> Entries provided:

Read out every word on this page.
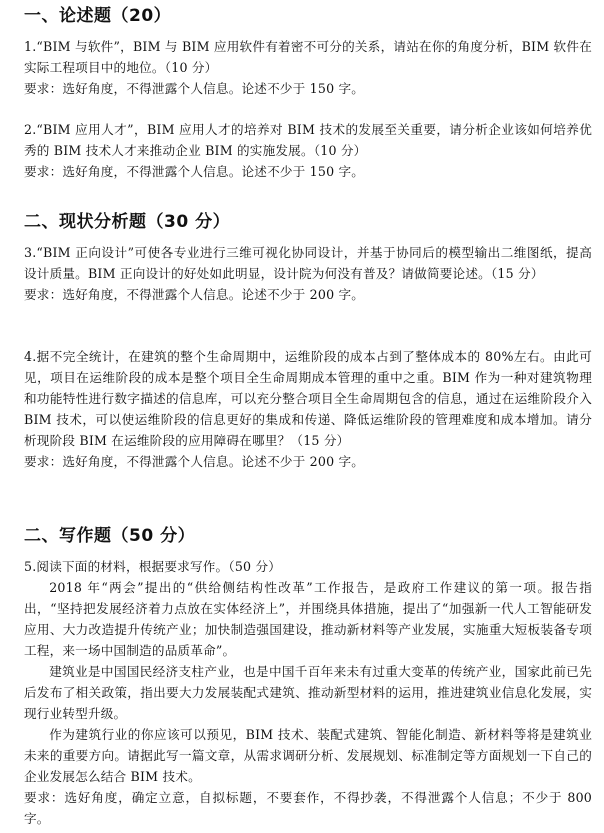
一、论述题（20）

1.“BIM 与软件”，BIM 与 BIM 应用软件有着密不可分的关系，请站在你的角度分析，BIM 软件在实际工程项目中的地位。（10 分）

要求：选好角度，不得泄露个人信息。论述不少于 150 字。

2.“BIM 应用人才”，BIM 应用人才的培养对 BIM 技术的发展至关重要，请分析企业该如何培养优秀的 BIM 技术人才来推动企业 BIM 的实施发展。（10 分）

要求：选好角度，不得泄露个人信息。论述不少于 150 字。

二、现状分析题（30 分）

3.“BIM 正向设计”可使各专业进行三维可视化协同设计，并基于协同后的模型输出二维图纸，提高设计质量。BIM 正向设计的好处如此明显，设计院为何没有普及？请做简要论述。（15 分）

要求：选好角度，不得泄露个人信息。论述不少于 200 字。

4.据不完全统计，在建筑的整个生命周期中，运维阶段的成本占到了整体成本的 80%左右。由此可见，项目在运维阶段的成本是整个项目全生命周期成本管理的重中之重。BIM 作为一种对建筑物理和功能特性进行数字描述的信息库，可以充分整合项目全生命周期包含的信息，通过在运维阶段介入 BIM 技术，可以使运维阶段的信息更好的集成和传递、降低运维阶段的管理难度和成本增加。请分析现阶段 BIM 在运维阶段的应用障碍在哪里？（15 分）

要求：选好角度，不得泄露个人信息。论述不少于 200 字。

二、写作题（50 分）

5.阅读下面的材料，根据要求写作。（50 分）

2018 年“两会”提出的“供给侧结构性改革”工作报告，是政府工作建议的第一项。报告指出，“坚持把发展经济着力点放在实体经济上”，并围绕具体措施，提出了“加强新一代人工智能研发应用、大力改造提升传统产业；加快制造强国建设，推动新材料等产业发展，实施重大短板装备专项工程，来一场中国制造的品质革命”。

建筑业是中国国民经济支柱产业，也是中国千百年来未有过重大变革的传统产业，国家此前已先后发布了相关政策，指出要大力发展装配式建筑、推动新型材料的运用，推进建筑业信息化发展，实现行业转型升级。

作为建筑行业的你应该可以预见，BIM 技术、装配式建筑、智能化制造、新材料等将是建筑业未来的重要方向。请据此写一篇文章，从需求调研分析、发展规划、标准制定等方面规划一下自己的企业发展怎么结合 BIM 技术。

要求：选好角度，确定立意，自拟标题，不要套作，不得抄袭，不得泄露个人信息；不少于 800 字。
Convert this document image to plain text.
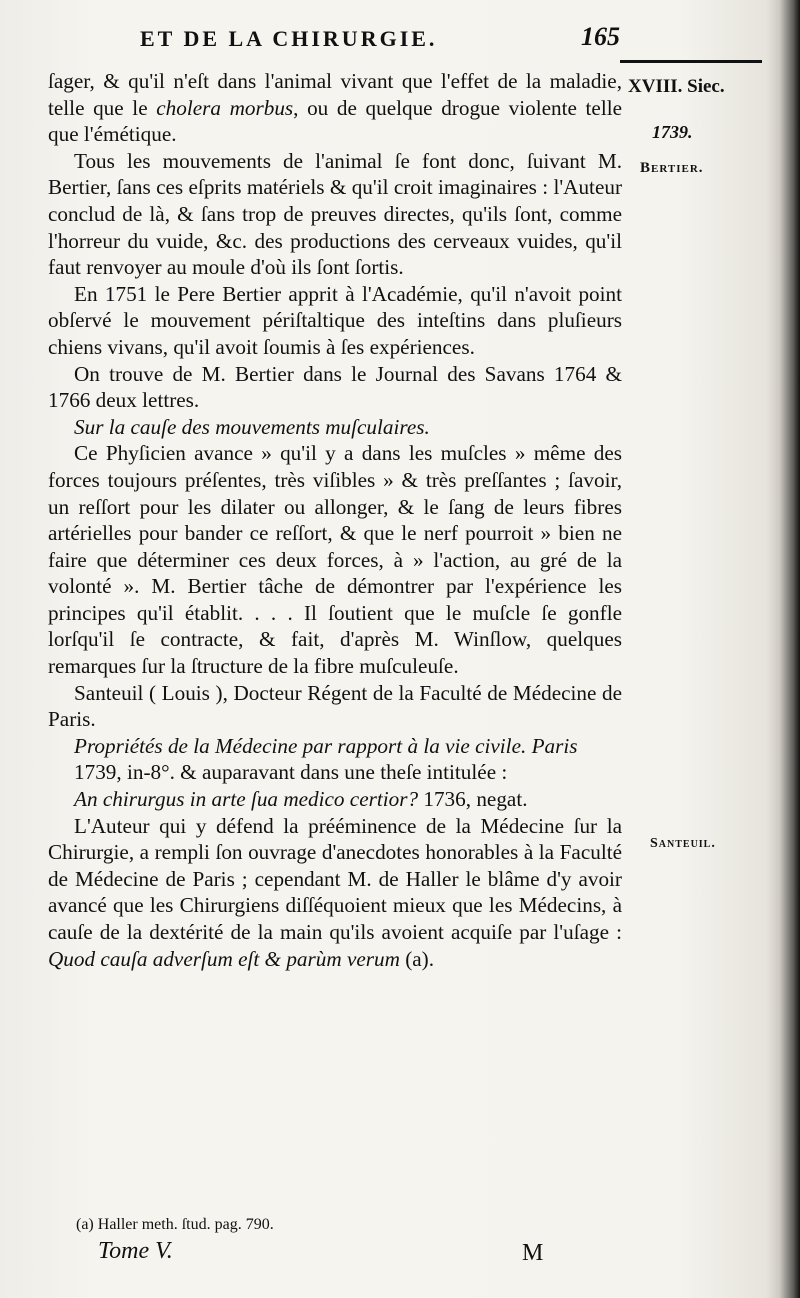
ET DE LA CHIRURGIE.	165
XVIII. Siec.
1739.
Bertier.
Santeuil.

ſager, & qu'il n'eſt dans l'animal vivant que l'effet de la maladie, telle que le cholera morbus, ou de quelque drogue violente telle que l'émétique.

Tous les mouvements de l'animal ſe font donc, ſuivant M. Bertier, ſans ces eſprits matériels & qu'il croit imaginaires : l'Auteur conclud de là, & ſans trop de preuves directes, qu'ils ſont, comme l'horreur du vuide, &c. des productions des cerveaux vuides, qu'il faut renvoyer au moule d'où ils ſont ſortis.

En 1751 le Pere Bertier apprit à l'Académie, qu'il n'avoit point obſervé le mouvement périſtaltique des inteſtins dans pluſieurs chiens vivans, qu'il avoit ſoumis à ſes expériences.

On trouve de M. Bertier dans le Journal des Savans 1764 & 1766 deux lettres.

Sur la cauſe des mouvements muſculaires.

Ce Phyſicien avance » qu'il y a dans les muſcles » même des forces toujours préſentes, très viſibles » & très preſſantes ; ſavoir, un reſſort pour les dilater ou allonger, & le ſang de leurs fibres artérielles pour bander ce reſſort, & que le nerf pourroit » bien ne faire que déterminer ces deux forces, à » l'action, au gré de la volonté ». M. Bertier tâche de démontrer par l'expérience les principes qu'il établit. . . . Il ſoutient que le muſcle ſe gonfle lorſqu'il ſe contracte, & fait, d'après M. Winſlow, quelques remarques ſur la ſtructure de la fibre muſculeuſe.

Santeuil ( Louis ), Docteur Régent de la Faculté de Médecine de Paris.

Propriétés de la Médecine par rapport à la vie civile. Paris 1739, in-8°. & auparavant dans une theſe intitulée :

An chirurgus in arte ſua medico certior? 1736, negat.

L'Auteur qui y défend la prééminence de la Médecine ſur la Chirurgie, a rempli ſon ouvrage d'anecdotes honorables à la Faculté de Médecine de Paris ; cependant M. de Haller le blâme d'y avoir avancé que les Chirurgiens diſſéquoient mieux que les Médecins, à cauſe de la dextérité de la main qu'ils avoient acquiſe par l'uſage : Quod cauſa adverſum eſt & parùm verum (a).

(a) Haller meth. ſtud. pag. 790.
Tome V.	M
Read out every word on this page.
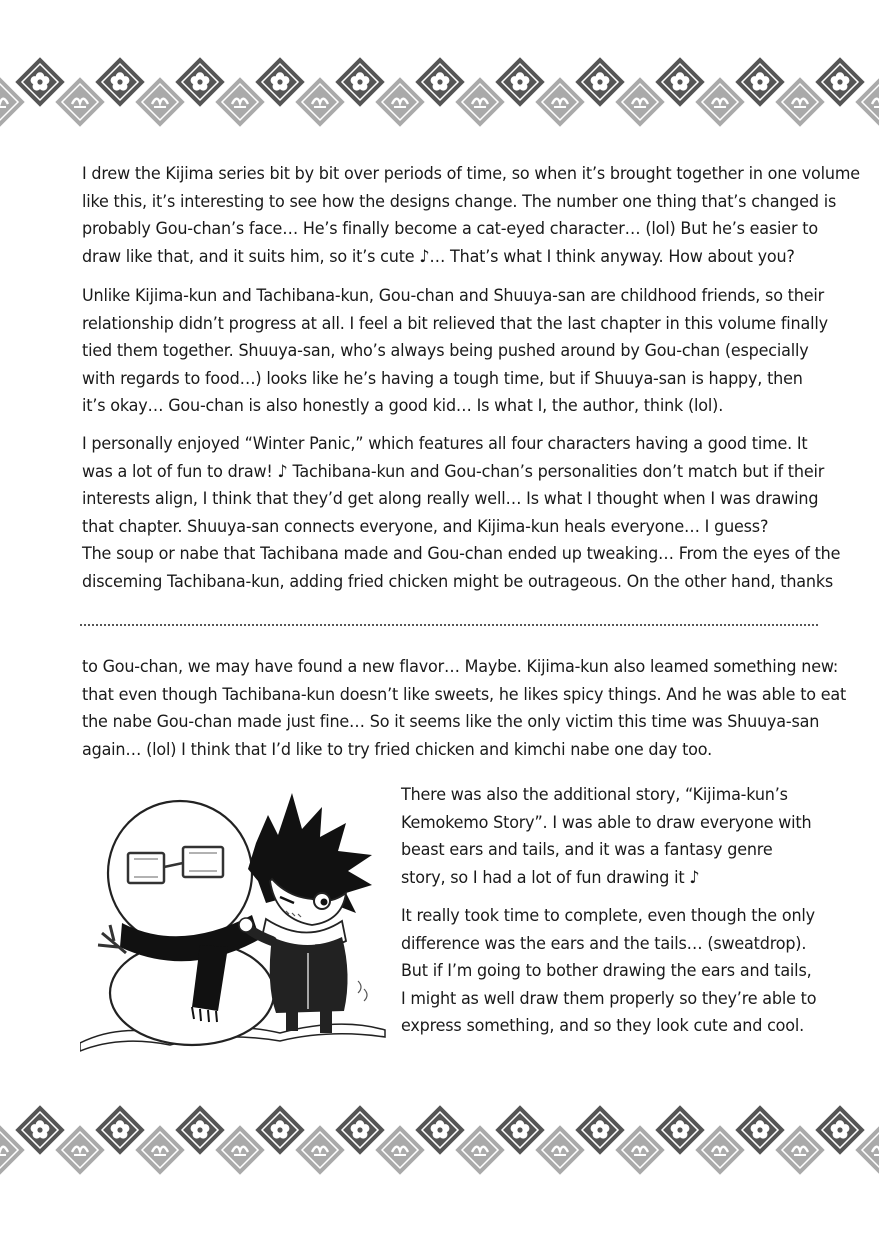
I drew the Kijima series bit by bit over periods of time, so when it’s brought together in one volume
like this, it’s interesting to see how the designs change. The number one thing that’s changed is
probably Gou-chan’s face… He’s finally become a cat-eyed character… (lol) But he’s easier to
draw like that, and it suits him, so it’s cute ♪… That’s what I think anyway. How about you?
Unlike Kijima-kun and Tachibana-kun, Gou-chan and Shuuya-san are childhood friends, so their
relationship didn’t progress at all. I feel a bit relieved that the last chapter in this volume finally
tied them together. Shuuya-san, who’s always being pushed around by Gou-chan (especially
with regards to food…) looks like he’s having a tough time, but if Shuuya-san is happy, then
it’s okay… Gou-chan is also honestly a good kid… Is what I, the author, think (lol).
I personally enjoyed “Winter Panic,” which features all four characters having a good time. It
was a lot of fun to draw! ♪ Tachibana-kun and Gou-chan’s personalities don’t match but if their
interests align, I think that they’d get along really well… Is what I thought when I was drawing
that chapter. Shuuya-san connects everyone, and Kijima-kun heals everyone… I guess?
The soup or nabe that Tachibana made and Gou-chan ended up tweaking… From the eyes of the
disceming Tachibana-kun, adding fried chicken might be outrageous. On the other hand, thanks
to Gou-chan, we may have found a new flavor… Maybe. Kijima-kun also leamed something new:
that even though Tachibana-kun doesn’t like sweets, he likes spicy things. And he was able to eat
the nabe Gou-chan made just fine… So it seems like the only victim this time was Shuuya-san
again… (lol) I think that I’d like to try fried chicken and kimchi nabe one day too.
There was also the additional story, “Kijima-kun’s
Kemokemo Story”. I was able to draw everyone with
beast ears and tails, and it was a fantasy genre
story, so I had a lot of fun drawing it ♪
It really took time to complete, even though the only
difference was the ears and the tails… (sweatdrop).
But if I’m going to bother drawing the ears and tails,
I might as well draw them properly so they’re able to
express something, and so they look cute and cool.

> What needs to be done: Quote the material in full and exactly; do not carry over its pictures.

> The solution:
Read out every word on this page.
一、论述题（20）

1.“BIM 与软件”，BIM 与 BIM 应用软件有着密不可分的关系，请站在你的角度分析，BIM 软件在实际工程项目中的地位。（10 分）

要求：选好角度，不得泄露个人信息。论述不少于 150 字。

2.“BIM 应用人才”，BIM 应用人才的培养对 BIM 技术的发展至关重要，请分析企业该如何培养优秀的 BIM 技术人才来推动企业 BIM 的实施发展。（10 分）

要求：选好角度，不得泄露个人信息。论述不少于 150 字。

二、现状分析题（30 分）

3.“BIM 正向设计”可使各专业进行三维可视化协同设计，并基于协同后的模型输出二维图纸，提高设计质量。BIM 正向设计的好处如此明显，设计院为何没有普及？请做简要论述。（15 分）

要求：选好角度，不得泄露个人信息。论述不少于 200 字。

4.据不完全统计，在建筑的整个生命周期中，运维阶段的成本占到了整体成本的 80%左右。由此可见，项目在运维阶段的成本是整个项目全生命周期成本管理的重中之重。BIM 作为一种对建筑物理和功能特性进行数字描述的信息库，可以充分整合项目全生命周期包含的信息，通过在运维阶段介入 BIM 技术，可以使运维阶段的信息更好的集成和传递、降低运维阶段的管理难度和成本增加。请分析现阶段 BIM 在运维阶段的应用障碍在哪里？（15 分）

要求：选好角度，不得泄露个人信息。论述不少于 200 字。

二、写作题（50 分）

5.阅读下面的材料，根据要求写作。（50 分）

2018 年“两会”提出的“供给侧结构性改革”工作报告，是政府工作建议的第一项。报告指出，“坚持把发展经济着力点放在实体经济上”，并围绕具体措施，提出了“加强新一代人工智能研发应用、大力改造提升传统产业；加快制造强国建设，推动新材料等产业发展，实施重大短板装备专项工程，来一场中国制造的品质革命”。

建筑业是中国国民经济支柱产业，也是中国千百年来未有过重大变革的传统产业，国家此前已先后发布了相关政策，指出要大力发展装配式建筑、推动新型材料的运用，推进建筑业信息化发展，实现行业转型升级。

作为建筑行业的你应该可以预见，BIM 技术、装配式建筑、智能化制造、新材料等将是建筑业未来的重要方向。请据此写一篇文章，从需求调研分析、发展规划、标准制定等方面规划一下自己的企业发展怎么结合 BIM 技术。

要求：选好角度，确定立意，自拟标题，不要套作，不得抄袭，不得泄露个人信息；不少于 800 字。
Convert this document image to plain text.
ET DE LA CHIRURGIE.	165
XVIII. Siec.
1739.
Bertier.
Santeuil.

ſager, & qu'il n'eſt dans l'animal vivant que l'effet de la maladie, telle que le cholera morbus, ou de quelque drogue violente telle que l'émétique.

Tous les mouvements de l'animal ſe font donc, ſuivant M. Bertier, ſans ces eſprits matériels & qu'il croit imaginaires : l'Auteur conclud de là, & ſans trop de preuves directes, qu'ils ſont, comme l'horreur du vuide, &c. des productions des cerveaux vuides, qu'il faut renvoyer au moule d'où ils ſont ſortis.

En 1751 le Pere Bertier apprit à l'Académie, qu'il n'avoit point obſervé le mouvement périſtaltique des inteſtins dans pluſieurs chiens vivans, qu'il avoit ſoumis à ſes expériences.

On trouve de M. Bertier dans le Journal des Savans 1764 & 1766 deux lettres.

Sur la cauſe des mouvements muſculaires.

Ce Phyſicien avance » qu'il y a dans les muſcles » même des forces toujours préſentes, très viſibles » & très preſſantes ; ſavoir, un reſſort pour les dilater ou allonger, & le ſang de leurs fibres artérielles pour bander ce reſſort, & que le nerf pourroit » bien ne faire que déterminer ces deux forces, à » l'action, au gré de la volonté ». M. Bertier tâche de démontrer par l'expérience les principes qu'il établit. . . . Il ſoutient que le muſcle ſe gonfle lorſqu'il ſe contracte, & fait, d'après M. Winſlow, quelques remarques ſur la ſtructure de la fibre muſculeuſe.

Santeuil ( Louis ), Docteur Régent de la Faculté de Médecine de Paris.

Propriétés de la Médecine par rapport à la vie civile. Paris 1739, in-8°. & auparavant dans une theſe intitulée :

An chirurgus in arte ſua medico certior? 1736, negat.

L'Auteur qui y défend la prééminence de la Médecine ſur la Chirurgie, a rempli ſon ouvrage d'anecdotes honorables à la Faculté de Médecine de Paris ; cependant M. de Haller le blâme d'y avoir avancé que les Chirurgiens diſſéquoient mieux que les Médecins, à cauſe de la dextérité de la main qu'ils avoient acquiſe par l'uſage : Quod cauſa adverſum eſt & parùm verum (a).

(a) Haller meth. ſtud. pag. 790.
Tome V.	M
Read out every word on this page.
I drew the Kijima series bit by bit over periods of time, so when it’s brought together in one volume
like this, it’s interesting to see how the designs change. The number one thing that’s changed is
probably Gou-chan’s face… He’s finally become a cat-eyed character… (lol) But he’s easier to
draw like that, and it suits him, so it’s cute ♪… That’s what I think anyway. How about you?
Unlike Kijima-kun and Tachibana-kun, Gou-chan and Shuuya-san are childhood friends, so their
relationship didn’t progress at all. I feel a bit relieved that the last chapter in this volume finally
tied them together. Shuuya-san, who’s always being pushed around by Gou-chan (especially
with regards to food…) looks like he’s having a tough time, but if Shuuya-san is happy, then
it’s okay… Gou-chan is also honestly a good kid… Is what I, the author, think (lol).
I personally enjoyed “Winter Panic,” which features all four characters having a good time. It
was a lot of fun to draw! ♪ Tachibana-kun and Gou-chan’s personalities don’t match but if their
interests align, I think that they’d get along really well… Is what I thought when I was drawing
that chapter. Shuuya-san connects everyone, and Kijima-kun heals everyone… I guess?
The soup or nabe that Tachibana made and Gou-chan ended up tweaking… From the eyes of the
disceming Tachibana-kun, adding fried chicken might be outrageous. On the other hand, thanks
to Gou-chan, we may have found a new flavor… Maybe. Kijima-kun also leamed something new:
that even though Tachibana-kun doesn’t like sweets, he likes spicy things. And he was able to eat
the nabe Gou-chan made just fine… So it seems like the only victim this time was Shuuya-san
again… (lol) I think that I’d like to try fried chicken and kimchi nabe one day too.
There was also the additional story, “Kijima-kun’s
Kemokemo Story”. I was able to draw everyone with
beast ears and tails, and it was a fantasy genre
story, so I had a lot of fun drawing it ♪
It really took time to complete, even though the only
difference was the ears and the tails… (sweatdrop).
But if I’m going to bother drawing the ears and tails,
I might as well draw them properly so they’re able to
express something, and so they look cute and cool.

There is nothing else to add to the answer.